= WHAT YOU HAVE TO DO =
Each entry below should be echoed exactly, with pictures omitted.

━━ INPUT ROWS

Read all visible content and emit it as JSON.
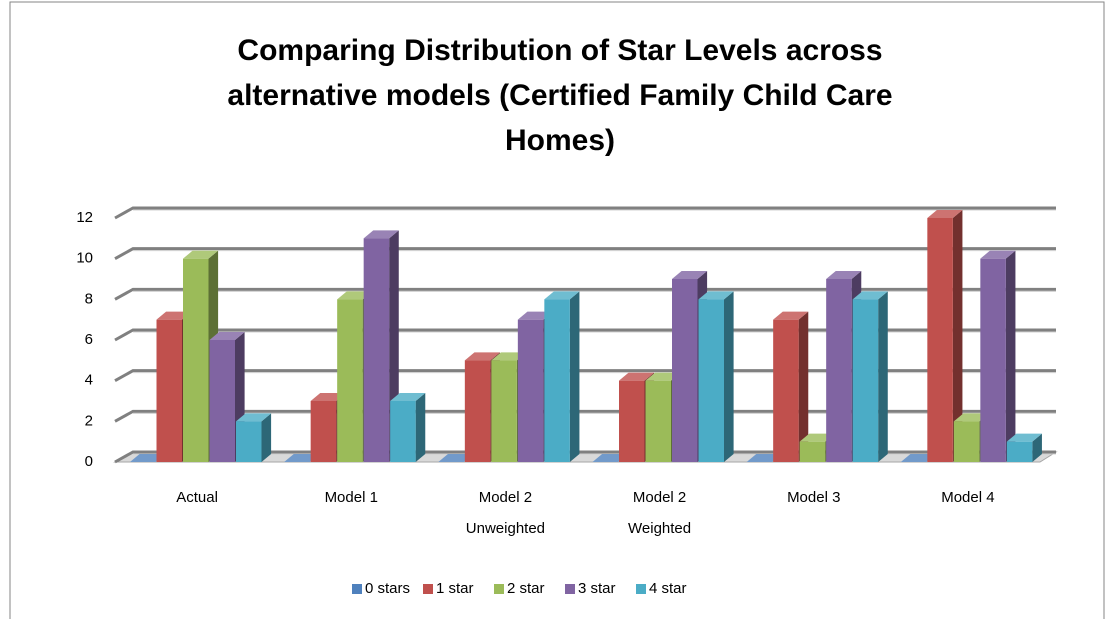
{
  "chart_data": {
    "type": "bar3d",
    "title": [
      "Comparing Distribution of Star Levels across",
      "alternative models (Certified Family Child Care",
      "Homes)"
    ],
    "categories": [
      "Actual",
      "Model 1",
      "Model 2 Unweighted",
      "Model 2 Weighted",
      "Model 3",
      "Model 4"
    ],
    "series": [
      {
        "name": "0 stars",
        "color": "#4f81bd",
        "values": [
          0,
          0,
          0,
          0,
          0,
          0
        ]
      },
      {
        "name": "1 star",
        "color": "#c0504d",
        "values": [
          7,
          3,
          5,
          4,
          7,
          12
        ]
      },
      {
        "name": "2 star",
        "color": "#9bbb59",
        "values": [
          10,
          8,
          5,
          4,
          1,
          2
        ]
      },
      {
        "name": "3 star",
        "color": "#8064a2",
        "values": [
          6,
          11,
          7,
          9,
          9,
          10
        ]
      },
      {
        "name": "4 star",
        "color": "#4bacc6",
        "values": [
          2,
          3,
          8,
          8,
          8,
          1
        ]
      }
    ],
    "ylim": [
      0,
      12
    ],
    "yticks": [
      0,
      2,
      4,
      6,
      8,
      10,
      12
    ],
    "grid": true,
    "legend": "bottom"
  }
}
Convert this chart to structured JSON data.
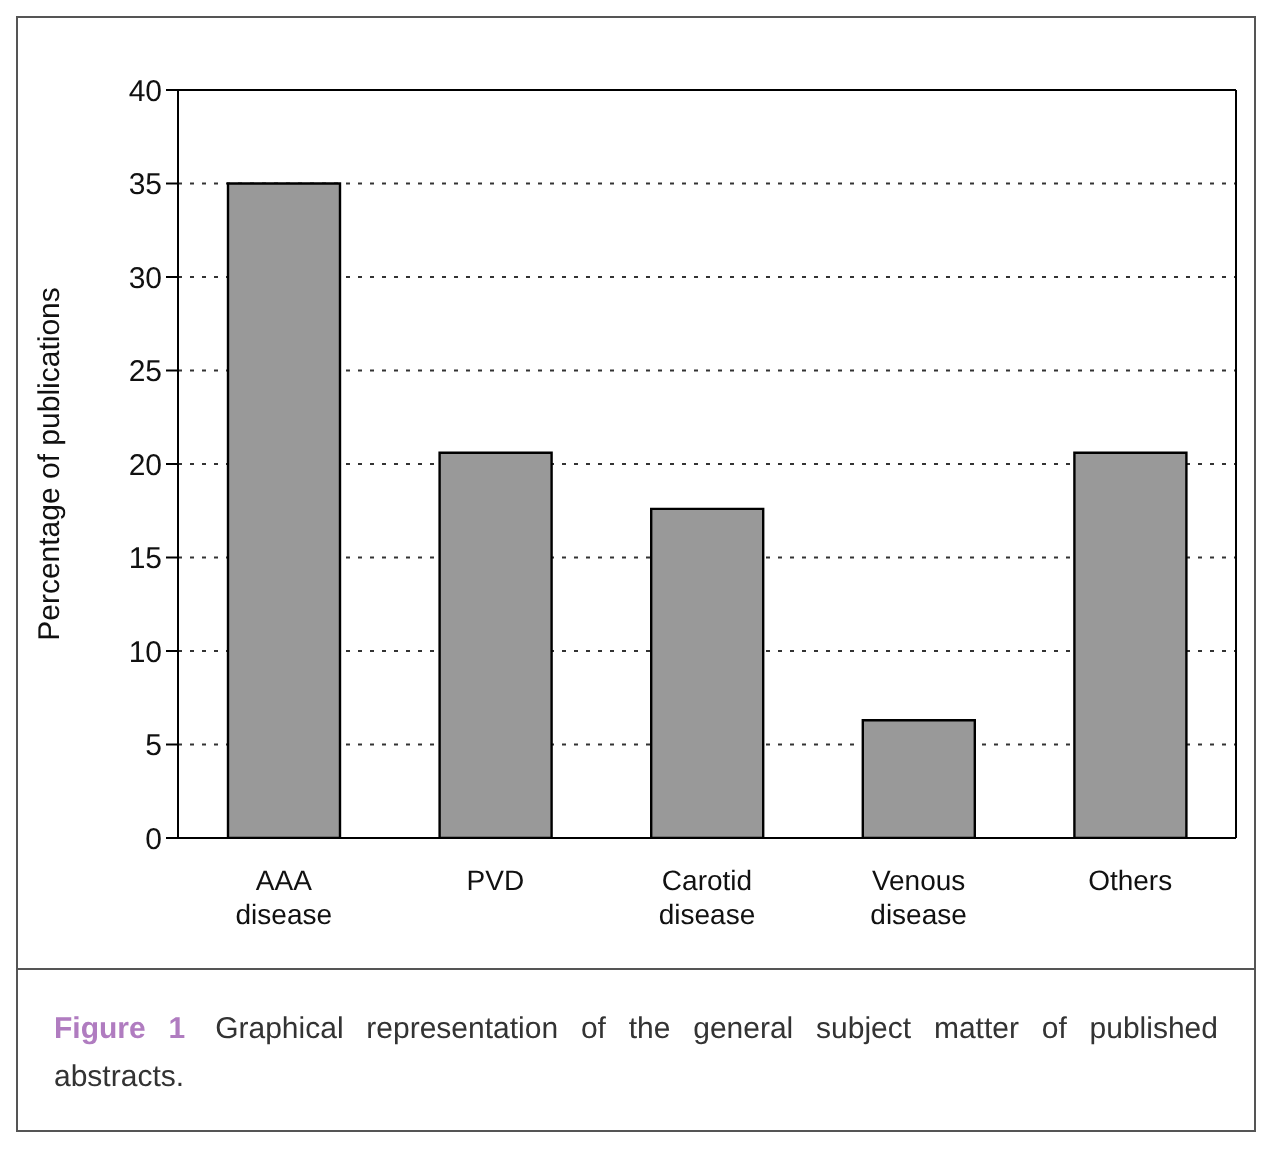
{
  "chart_data": {
    "type": "bar",
    "categories": [
      "AAA disease",
      "PVD",
      "Carotid disease",
      "Venous disease",
      "Others"
    ],
    "values": [
      35,
      20.6,
      17.6,
      6.3,
      20.6
    ],
    "color": "#999999",
    "ylabel": "Percentage of publications",
    "ylim": [
      0,
      40
    ],
    "yticks": [
      0,
      5,
      10,
      15,
      20,
      25,
      30,
      35,
      40
    ],
    "grid": "y",
    "annotations": [
      "Figure 1 Graphical representation of the general subject matter of published abstracts."
    ]
  }
}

━━━━

= SOLUTION TO THE EXERCISE =
Read all visible content and emit it as JSON.
{
  "chart_data": {
    "type": "bar3d",
    "title": [
      "Comparing Distribution of Star Levels across",
      "alternative models (Certified Family Child Care",
      "Homes)"
    ],
    "categories": [
      "Actual",
      "Model 1",
      "Model 2 Unweighted",
      "Model 2 Weighted",
      "Model 3",
      "Model 4"
    ],
    "series": [
      {
        "name": "0 stars",
        "color": "#4f81bd",
        "values": [
          0,
          0,
          0,
          0,
          0,
          0
        ]
      },
      {
        "name": "1 star",
        "color": "#c0504d",
        "values": [
          7,
          3,
          5,
          4,
          7,
          12
        ]
      },
      {
        "name": "2 star",
        "color": "#9bbb59",
        "values": [
          10,
          8,
          5,
          4,
          1,
          2
        ]
      },
      {
        "name": "3 star",
        "color": "#8064a2",
        "values": [
          6,
          11,
          7,
          9,
          9,
          10
        ]
      },
      {
        "name": "4 star",
        "color": "#4bacc6",
        "values": [
          2,
          3,
          8,
          8,
          8,
          1
        ]
      }
    ],
    "ylim": [
      0,
      12
    ],
    "yticks": [
      0,
      2,
      4,
      6,
      8,
      10,
      12
    ],
    "grid": true,
    "legend": "bottom"
  }
}
Convert this chart to structured JSON data.
{
  "chart_data": {
    "type": "bar",
    "categories": [
      "AAA disease",
      "PVD",
      "Carotid disease",
      "Venous disease",
      "Others"
    ],
    "values": [
      35,
      20.6,
      17.6,
      6.3,
      20.6
    ],
    "color": "#999999",
    "ylabel": "Percentage of publications",
    "ylim": [
      0,
      40
    ],
    "yticks": [
      0,
      5,
      10,
      15,
      20,
      25,
      30,
      35,
      40
    ],
    "grid": "y",
    "annotations": [
      "Figure 1 Graphical representation of the general subject matter of published abstracts."
    ]
  }
}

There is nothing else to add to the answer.